I thought that it was pretty uncontroversial that the Congress' decision a decade and half ago to make cash compensation of more than $1 million non-deductible pushed corporations off the fence to use more option-related compensation. The theoretical groundwork that options better aligned managers interests with those of owners (solving the agency dilemna) provided the excuse.

Then the market went bonkers and all the option grantees got more than people had expected.

Greed and envy, being what they are, overcame shame.

BTW: How do you explain sports salaries? You see the same dynamic there. Remember when Koufax and Drysdale held out together for $100k each? Obviously, you are too young to remember. Read Jim Bouton's Ball Four and their is a fun discussion of his contemporaneous negotiations with the Yankees that includes documentation of the then Major League Minimum ($8k or so if I recall). That would mean Koufax/Drysdale were making 12 times or so the minimum.

Today ARod makes $27 million while the minimum is $400k give or take. So he is making about 67 times the minimum now.

Since sports salaries are negotiated between clearly adversarial parties the argument of corrupt boards does not fly nor does your argument of not wanting to give to the taxman. There must be another explanation.

DCPI - I'm sorry, but I'm not entirely sure what you are asking. Are you saying that it is not collusion that causes high baseball salaries and also not avoiding the taxman? Are you then asking what caused the rise in baseball salaries?

My point would be that the growing disparity in baseball salaries, sports salaries and even corporate salaries may all be related and that they are not the result of collusion in general (though specific cases may be). I would expect that you would also see the same trend with authors, entertainers and lawyers as well.

> _RECORDED INFORMATION_
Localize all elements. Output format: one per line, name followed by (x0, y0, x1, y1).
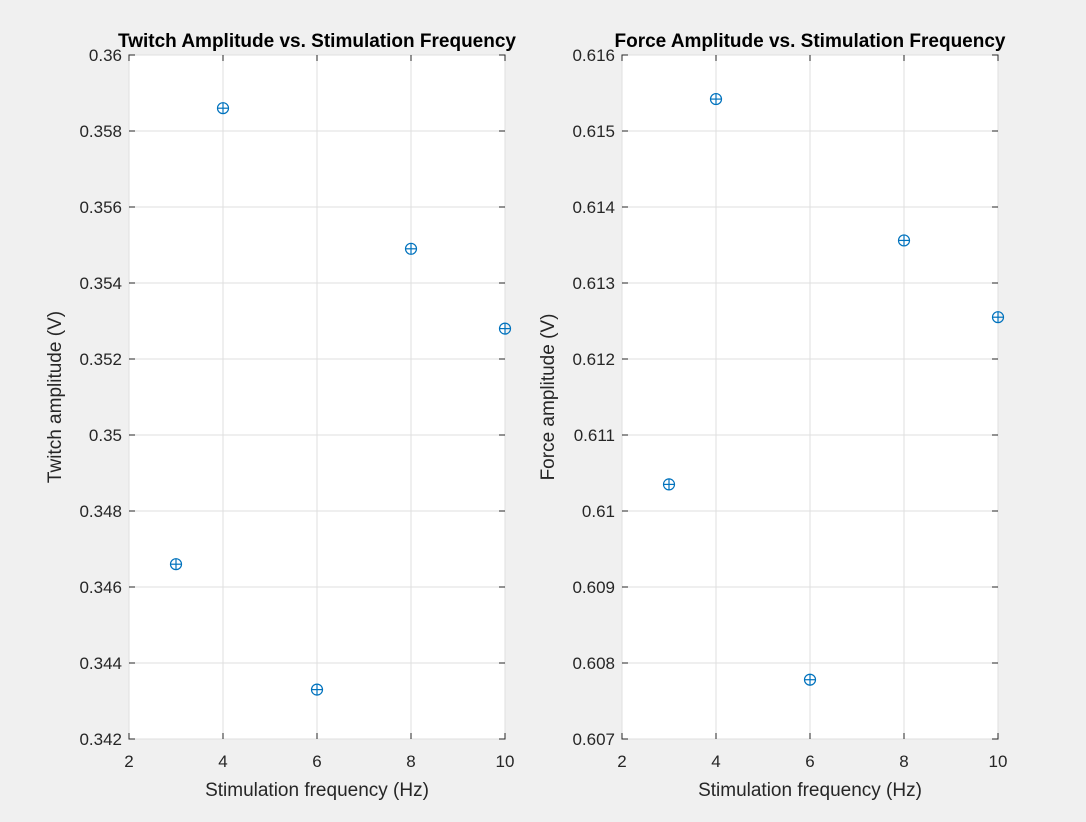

> _WHAT IS ASKED_
Repeat, word for word, the stretch of the salary discussion from "DCPI - I'm sorry, but" through "in baseball salaries?".

> _TASK OUTPUT_
DCPI - I'm sorry, but I'm not entirely sure what you are asking. Are you saying that it is not collusion that causes high baseball salaries and also not avoiding the taxman? Are you then asking what caused the rise in baseball salaries?